_DIRECTIONS FOR THIS TASK_
Read through the records below and copy each line that uses the word "fats".

_STORED DATA_

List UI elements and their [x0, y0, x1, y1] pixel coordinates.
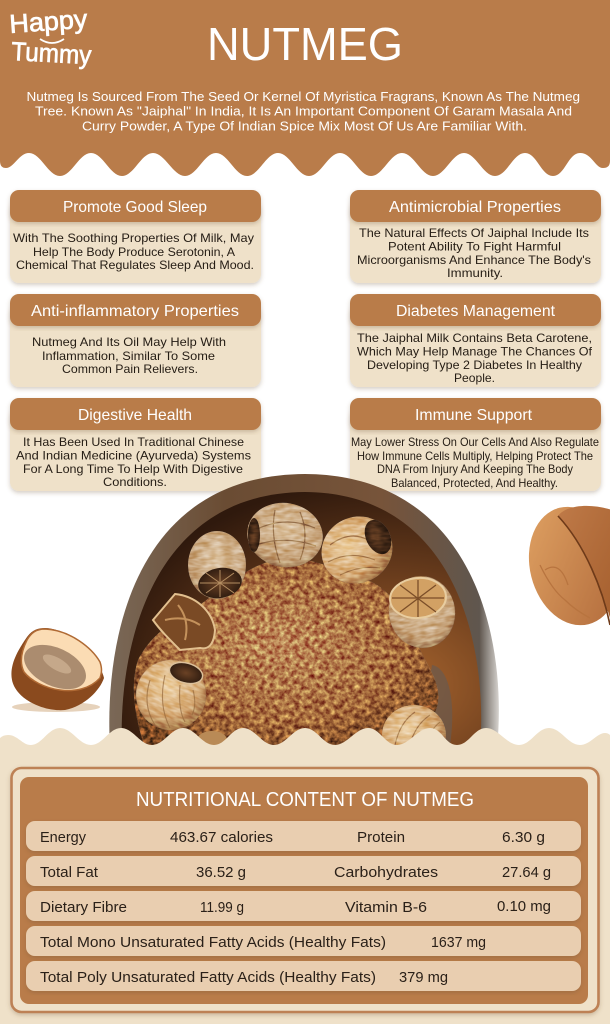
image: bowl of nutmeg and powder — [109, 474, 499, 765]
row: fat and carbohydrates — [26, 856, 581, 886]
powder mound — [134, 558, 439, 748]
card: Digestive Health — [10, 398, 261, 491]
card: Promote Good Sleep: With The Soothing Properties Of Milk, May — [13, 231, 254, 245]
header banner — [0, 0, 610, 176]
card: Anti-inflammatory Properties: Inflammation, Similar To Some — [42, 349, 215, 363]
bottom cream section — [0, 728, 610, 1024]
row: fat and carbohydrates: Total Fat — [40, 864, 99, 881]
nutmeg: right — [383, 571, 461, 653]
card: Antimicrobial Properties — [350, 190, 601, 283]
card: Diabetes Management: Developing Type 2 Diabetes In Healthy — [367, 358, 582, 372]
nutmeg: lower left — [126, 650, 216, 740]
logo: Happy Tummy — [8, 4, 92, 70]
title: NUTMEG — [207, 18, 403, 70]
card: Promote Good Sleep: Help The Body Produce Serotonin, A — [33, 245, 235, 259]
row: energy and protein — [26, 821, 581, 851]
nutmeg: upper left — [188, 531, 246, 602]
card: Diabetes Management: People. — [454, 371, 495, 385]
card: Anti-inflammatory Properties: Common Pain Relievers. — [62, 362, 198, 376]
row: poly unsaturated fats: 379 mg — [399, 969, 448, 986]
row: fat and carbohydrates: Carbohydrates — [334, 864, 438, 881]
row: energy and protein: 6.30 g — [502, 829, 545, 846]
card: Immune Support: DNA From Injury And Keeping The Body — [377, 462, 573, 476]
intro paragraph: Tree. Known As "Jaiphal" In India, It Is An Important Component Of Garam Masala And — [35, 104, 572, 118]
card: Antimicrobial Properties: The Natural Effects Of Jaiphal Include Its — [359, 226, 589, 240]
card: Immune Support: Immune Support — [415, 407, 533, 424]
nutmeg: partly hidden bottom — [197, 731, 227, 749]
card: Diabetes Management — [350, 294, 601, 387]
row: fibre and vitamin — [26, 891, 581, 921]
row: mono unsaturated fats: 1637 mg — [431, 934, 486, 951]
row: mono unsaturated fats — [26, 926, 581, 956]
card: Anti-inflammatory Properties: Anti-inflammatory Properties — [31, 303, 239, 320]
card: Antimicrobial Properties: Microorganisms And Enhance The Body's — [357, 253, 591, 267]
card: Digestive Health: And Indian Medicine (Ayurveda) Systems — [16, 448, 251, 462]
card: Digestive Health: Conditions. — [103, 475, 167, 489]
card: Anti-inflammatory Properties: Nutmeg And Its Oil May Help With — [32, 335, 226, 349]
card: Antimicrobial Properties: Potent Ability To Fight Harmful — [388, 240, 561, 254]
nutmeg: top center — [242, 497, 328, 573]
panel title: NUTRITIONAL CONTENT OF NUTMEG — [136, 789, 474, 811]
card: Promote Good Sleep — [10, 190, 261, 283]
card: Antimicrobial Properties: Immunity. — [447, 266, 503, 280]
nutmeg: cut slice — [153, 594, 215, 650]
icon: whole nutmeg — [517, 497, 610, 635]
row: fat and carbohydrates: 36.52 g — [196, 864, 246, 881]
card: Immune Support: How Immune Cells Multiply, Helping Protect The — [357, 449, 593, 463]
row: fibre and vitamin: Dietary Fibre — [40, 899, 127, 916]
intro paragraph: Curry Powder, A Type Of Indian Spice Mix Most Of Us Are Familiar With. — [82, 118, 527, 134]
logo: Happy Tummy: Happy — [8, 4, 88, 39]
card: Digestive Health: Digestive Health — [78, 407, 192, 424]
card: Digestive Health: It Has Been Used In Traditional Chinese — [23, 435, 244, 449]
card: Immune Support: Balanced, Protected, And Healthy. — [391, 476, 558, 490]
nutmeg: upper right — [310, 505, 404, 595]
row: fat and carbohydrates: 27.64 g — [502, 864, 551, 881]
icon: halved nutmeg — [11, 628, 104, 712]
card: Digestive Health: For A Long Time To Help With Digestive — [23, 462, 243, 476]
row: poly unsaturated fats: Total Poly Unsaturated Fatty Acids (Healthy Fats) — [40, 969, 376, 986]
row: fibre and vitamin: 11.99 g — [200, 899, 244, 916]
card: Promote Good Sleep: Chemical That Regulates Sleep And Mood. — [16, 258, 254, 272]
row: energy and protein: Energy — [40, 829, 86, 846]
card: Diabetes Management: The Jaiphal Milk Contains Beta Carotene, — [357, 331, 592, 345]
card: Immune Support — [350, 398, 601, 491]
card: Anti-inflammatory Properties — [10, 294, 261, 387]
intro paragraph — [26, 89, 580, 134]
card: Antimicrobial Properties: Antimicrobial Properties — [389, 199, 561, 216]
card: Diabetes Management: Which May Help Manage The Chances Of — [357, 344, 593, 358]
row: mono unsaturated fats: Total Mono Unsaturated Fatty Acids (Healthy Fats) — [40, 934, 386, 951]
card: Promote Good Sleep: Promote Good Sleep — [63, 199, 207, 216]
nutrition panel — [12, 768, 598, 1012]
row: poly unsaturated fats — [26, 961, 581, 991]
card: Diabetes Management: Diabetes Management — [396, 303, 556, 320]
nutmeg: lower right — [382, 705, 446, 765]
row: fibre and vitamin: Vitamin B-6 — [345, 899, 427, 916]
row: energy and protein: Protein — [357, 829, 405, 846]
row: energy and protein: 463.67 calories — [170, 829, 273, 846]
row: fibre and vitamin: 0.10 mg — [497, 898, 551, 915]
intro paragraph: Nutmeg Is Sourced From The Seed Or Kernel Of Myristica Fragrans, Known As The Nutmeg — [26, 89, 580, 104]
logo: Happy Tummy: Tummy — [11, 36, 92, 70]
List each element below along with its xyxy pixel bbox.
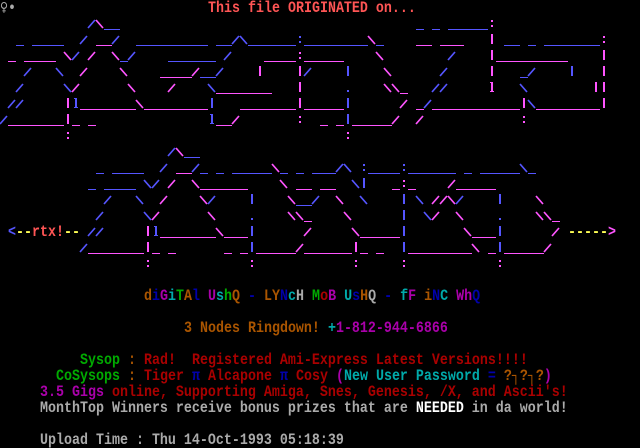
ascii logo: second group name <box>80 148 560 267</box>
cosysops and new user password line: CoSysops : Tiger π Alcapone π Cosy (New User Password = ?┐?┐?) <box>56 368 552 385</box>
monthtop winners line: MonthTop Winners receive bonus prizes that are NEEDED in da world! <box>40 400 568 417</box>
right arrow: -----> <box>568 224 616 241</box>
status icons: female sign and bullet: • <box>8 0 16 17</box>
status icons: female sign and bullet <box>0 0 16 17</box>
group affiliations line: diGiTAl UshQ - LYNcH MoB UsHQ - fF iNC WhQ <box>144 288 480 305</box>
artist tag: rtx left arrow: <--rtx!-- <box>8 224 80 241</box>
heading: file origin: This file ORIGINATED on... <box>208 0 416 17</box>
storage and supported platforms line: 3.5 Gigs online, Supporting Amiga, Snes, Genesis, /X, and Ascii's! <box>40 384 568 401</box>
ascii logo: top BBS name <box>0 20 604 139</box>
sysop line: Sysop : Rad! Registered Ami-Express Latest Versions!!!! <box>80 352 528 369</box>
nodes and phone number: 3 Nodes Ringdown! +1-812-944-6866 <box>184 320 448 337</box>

_YOUR SOLUTION_
row: poly unsaturated fats: 379 mg — [399, 969, 448, 986]
row: mono unsaturated fats: 1637 mg — [431, 934, 486, 951]
row: mono unsaturated fats — [26, 926, 581, 956]
row: poly unsaturated fats: Total Poly Unsaturated Fatty Acids (Healthy Fats) — [40, 969, 376, 986]
row: mono unsaturated fats: Total Mono Unsaturated Fatty Acids (Healthy Fats) — [40, 934, 386, 951]
row: poly unsaturated fats — [26, 961, 581, 991]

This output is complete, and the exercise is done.